§ **Supplied data**:
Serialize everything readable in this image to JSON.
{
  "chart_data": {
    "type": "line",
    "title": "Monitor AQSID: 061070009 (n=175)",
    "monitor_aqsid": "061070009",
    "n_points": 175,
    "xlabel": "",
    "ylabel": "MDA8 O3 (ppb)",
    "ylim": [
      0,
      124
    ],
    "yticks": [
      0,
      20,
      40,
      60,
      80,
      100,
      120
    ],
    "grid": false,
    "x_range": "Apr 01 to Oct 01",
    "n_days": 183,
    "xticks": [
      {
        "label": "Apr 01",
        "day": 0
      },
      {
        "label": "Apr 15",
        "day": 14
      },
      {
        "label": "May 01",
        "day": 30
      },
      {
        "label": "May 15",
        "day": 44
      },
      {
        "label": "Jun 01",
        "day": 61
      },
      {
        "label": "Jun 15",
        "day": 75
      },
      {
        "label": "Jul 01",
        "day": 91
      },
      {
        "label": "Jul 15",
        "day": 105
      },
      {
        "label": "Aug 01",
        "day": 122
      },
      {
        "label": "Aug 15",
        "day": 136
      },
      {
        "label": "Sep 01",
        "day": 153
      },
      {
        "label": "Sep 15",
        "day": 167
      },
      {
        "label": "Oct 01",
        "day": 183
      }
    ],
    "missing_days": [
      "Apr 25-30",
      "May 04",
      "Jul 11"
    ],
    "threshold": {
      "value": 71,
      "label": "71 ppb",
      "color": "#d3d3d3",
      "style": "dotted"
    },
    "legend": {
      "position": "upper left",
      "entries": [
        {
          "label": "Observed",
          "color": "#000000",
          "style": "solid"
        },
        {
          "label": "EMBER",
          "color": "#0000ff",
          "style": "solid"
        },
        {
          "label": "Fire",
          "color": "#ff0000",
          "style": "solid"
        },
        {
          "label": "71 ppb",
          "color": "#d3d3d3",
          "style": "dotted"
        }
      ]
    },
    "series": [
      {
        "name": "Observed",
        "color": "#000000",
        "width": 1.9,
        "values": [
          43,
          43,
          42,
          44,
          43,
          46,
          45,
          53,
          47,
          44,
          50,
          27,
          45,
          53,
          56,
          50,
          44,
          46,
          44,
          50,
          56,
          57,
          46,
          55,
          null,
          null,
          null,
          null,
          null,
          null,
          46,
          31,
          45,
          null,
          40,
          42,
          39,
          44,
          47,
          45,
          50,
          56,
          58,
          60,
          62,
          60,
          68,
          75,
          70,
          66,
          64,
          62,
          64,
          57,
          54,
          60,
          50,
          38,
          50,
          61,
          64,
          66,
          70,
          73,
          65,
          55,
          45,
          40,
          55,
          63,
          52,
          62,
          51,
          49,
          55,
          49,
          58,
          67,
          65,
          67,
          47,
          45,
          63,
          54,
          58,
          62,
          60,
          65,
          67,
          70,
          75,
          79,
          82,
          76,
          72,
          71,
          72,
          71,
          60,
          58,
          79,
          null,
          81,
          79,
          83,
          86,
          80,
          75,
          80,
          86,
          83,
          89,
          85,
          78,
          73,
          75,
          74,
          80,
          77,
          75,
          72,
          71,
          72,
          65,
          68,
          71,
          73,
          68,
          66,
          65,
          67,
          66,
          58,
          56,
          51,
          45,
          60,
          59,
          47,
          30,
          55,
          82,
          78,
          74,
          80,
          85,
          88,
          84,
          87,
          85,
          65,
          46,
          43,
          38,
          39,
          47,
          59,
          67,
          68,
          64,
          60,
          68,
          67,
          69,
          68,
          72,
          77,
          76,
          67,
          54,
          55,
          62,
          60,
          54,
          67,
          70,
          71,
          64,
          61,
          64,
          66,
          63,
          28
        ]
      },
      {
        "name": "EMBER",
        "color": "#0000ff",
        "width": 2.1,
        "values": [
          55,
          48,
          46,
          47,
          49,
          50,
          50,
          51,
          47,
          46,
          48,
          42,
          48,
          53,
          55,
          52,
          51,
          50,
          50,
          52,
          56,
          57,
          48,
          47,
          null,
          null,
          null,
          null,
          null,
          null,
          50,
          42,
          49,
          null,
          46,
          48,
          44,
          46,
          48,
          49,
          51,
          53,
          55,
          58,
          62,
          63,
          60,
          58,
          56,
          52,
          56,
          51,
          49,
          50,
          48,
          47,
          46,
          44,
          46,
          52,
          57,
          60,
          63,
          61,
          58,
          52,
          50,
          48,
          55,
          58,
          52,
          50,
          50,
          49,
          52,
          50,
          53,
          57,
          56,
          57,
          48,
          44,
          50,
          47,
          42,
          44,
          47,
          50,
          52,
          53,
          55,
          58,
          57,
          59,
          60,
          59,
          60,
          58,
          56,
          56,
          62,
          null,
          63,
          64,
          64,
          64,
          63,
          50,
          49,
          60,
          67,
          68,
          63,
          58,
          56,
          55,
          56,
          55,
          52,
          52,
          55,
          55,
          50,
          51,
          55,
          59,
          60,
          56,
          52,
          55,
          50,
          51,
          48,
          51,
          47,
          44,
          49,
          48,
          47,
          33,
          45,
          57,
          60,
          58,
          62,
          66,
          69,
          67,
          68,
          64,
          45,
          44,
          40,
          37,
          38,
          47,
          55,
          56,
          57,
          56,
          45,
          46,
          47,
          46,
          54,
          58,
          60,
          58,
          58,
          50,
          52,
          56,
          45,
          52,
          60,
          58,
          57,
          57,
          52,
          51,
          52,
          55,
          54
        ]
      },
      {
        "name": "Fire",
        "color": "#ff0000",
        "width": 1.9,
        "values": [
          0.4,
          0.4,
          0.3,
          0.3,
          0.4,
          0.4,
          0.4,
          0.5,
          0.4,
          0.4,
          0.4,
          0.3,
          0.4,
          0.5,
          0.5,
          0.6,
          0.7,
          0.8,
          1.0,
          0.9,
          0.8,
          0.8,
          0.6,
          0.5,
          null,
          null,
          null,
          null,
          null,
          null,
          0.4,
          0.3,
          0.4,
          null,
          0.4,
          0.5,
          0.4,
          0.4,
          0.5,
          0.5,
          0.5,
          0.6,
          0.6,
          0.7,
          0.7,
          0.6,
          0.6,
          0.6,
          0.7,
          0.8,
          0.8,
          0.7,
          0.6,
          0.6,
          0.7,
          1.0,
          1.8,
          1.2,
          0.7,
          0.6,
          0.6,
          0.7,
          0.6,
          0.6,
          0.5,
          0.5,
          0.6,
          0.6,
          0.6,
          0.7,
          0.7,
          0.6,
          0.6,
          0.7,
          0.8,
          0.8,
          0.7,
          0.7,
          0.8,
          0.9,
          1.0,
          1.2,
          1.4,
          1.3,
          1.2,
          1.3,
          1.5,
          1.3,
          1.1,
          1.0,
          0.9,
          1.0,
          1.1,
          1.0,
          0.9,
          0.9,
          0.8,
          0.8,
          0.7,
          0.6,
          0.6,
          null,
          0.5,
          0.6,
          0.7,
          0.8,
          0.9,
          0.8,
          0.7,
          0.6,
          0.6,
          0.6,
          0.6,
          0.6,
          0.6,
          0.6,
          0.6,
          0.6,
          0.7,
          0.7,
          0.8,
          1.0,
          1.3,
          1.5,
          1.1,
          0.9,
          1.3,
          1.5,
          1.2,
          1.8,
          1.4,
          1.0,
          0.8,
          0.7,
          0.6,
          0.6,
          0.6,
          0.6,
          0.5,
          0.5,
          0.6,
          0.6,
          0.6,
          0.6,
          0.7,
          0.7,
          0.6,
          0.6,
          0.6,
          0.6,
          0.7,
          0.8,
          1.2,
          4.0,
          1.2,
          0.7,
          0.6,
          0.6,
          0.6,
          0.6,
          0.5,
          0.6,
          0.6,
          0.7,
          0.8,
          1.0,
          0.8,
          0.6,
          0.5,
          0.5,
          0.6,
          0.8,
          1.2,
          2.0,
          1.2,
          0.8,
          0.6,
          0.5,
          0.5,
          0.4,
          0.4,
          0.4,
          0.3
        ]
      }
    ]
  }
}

§ **Your instructions**:
Identify every line above with the string "color" in it. Copy those lines.

§ **The answer**:
      "color": "#d3d3d3",
          "color": "#000000",
          "color": "#0000ff",
          "color": "#ff0000",
          "color": "#d3d3d3",
        "color": "#000000",
        "color": "#0000ff",
        "color": "#ff0000",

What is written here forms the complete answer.